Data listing
—————
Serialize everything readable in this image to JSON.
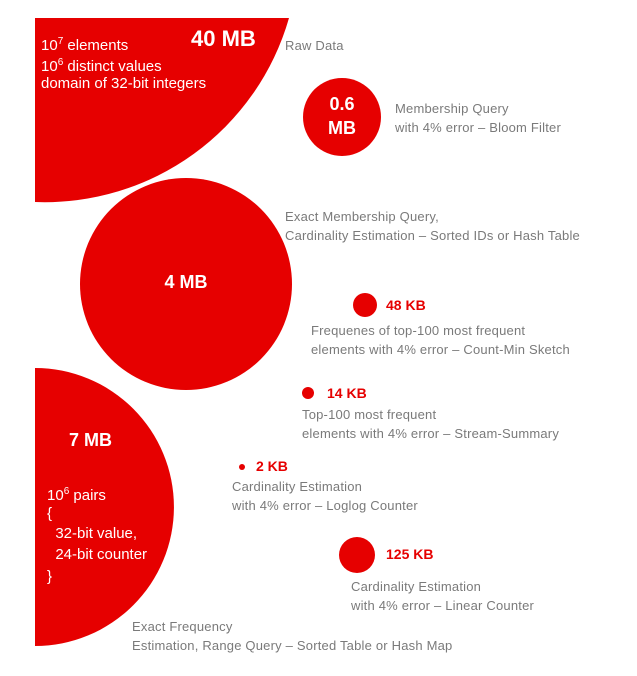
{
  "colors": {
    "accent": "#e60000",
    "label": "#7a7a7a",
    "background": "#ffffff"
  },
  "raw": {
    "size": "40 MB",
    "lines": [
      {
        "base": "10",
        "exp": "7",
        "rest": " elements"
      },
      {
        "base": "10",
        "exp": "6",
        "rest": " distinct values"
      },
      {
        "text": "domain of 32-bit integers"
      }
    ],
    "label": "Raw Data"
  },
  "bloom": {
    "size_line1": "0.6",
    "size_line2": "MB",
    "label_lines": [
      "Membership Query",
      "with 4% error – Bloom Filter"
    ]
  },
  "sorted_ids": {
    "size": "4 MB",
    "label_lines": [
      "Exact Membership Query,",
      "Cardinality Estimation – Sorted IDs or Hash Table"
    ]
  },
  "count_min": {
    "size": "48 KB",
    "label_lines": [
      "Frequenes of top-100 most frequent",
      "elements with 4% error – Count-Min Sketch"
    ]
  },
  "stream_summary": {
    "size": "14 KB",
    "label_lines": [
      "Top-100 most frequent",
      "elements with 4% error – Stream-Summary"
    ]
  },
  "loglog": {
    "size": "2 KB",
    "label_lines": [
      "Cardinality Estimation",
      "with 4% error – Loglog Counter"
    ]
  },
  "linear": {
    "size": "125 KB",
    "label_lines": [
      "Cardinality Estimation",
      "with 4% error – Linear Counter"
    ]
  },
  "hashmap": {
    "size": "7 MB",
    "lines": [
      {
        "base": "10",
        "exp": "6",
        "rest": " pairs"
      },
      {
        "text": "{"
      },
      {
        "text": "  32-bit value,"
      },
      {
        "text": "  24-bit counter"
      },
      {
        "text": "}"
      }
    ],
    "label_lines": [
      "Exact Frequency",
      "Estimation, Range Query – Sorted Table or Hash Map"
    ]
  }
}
—————
Stated task
Pick out and copy the lines of the entries that hold the string "text".

Complete answer
        "text": "domain of 32-bit integers"
        "text": "{"
        "text": "  32-bit value,"
        "text": "  24-bit counter"
        "text": "}"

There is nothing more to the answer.